Rows from a dataset
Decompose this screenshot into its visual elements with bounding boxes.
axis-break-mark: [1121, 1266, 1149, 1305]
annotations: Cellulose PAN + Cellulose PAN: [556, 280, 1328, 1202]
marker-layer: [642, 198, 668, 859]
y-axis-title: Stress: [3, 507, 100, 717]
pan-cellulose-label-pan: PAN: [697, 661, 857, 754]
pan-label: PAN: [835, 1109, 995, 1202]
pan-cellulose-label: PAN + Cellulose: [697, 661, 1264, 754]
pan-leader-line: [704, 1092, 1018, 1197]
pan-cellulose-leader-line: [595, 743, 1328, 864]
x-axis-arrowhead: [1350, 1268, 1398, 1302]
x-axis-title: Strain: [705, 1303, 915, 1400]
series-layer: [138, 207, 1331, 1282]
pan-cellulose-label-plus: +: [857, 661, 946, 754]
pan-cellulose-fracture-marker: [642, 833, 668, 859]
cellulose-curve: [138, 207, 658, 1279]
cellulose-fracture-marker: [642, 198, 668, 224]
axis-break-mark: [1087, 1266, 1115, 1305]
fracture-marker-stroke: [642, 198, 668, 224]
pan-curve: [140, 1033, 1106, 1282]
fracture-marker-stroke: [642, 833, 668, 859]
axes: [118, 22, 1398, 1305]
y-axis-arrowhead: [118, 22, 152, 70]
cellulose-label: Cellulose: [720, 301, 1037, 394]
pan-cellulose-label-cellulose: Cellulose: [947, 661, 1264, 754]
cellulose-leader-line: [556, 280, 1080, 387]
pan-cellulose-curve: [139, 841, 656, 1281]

* _SHORT EXERCISE_: Collect each row above that contains the string "axis" and copy those rows in full.

* _ANSWER TO THE EXERCISE_:
axis-break-mark: [1121, 1266, 1149, 1305]
y-axis-title: Stress: [3, 507, 100, 717]
x-axis-arrowhead: [1350, 1268, 1398, 1302]
x-axis-title: Strain: [705, 1303, 915, 1400]
axis-break-mark: [1087, 1266, 1115, 1305]
y-axis-arrowhead: [118, 22, 152, 70]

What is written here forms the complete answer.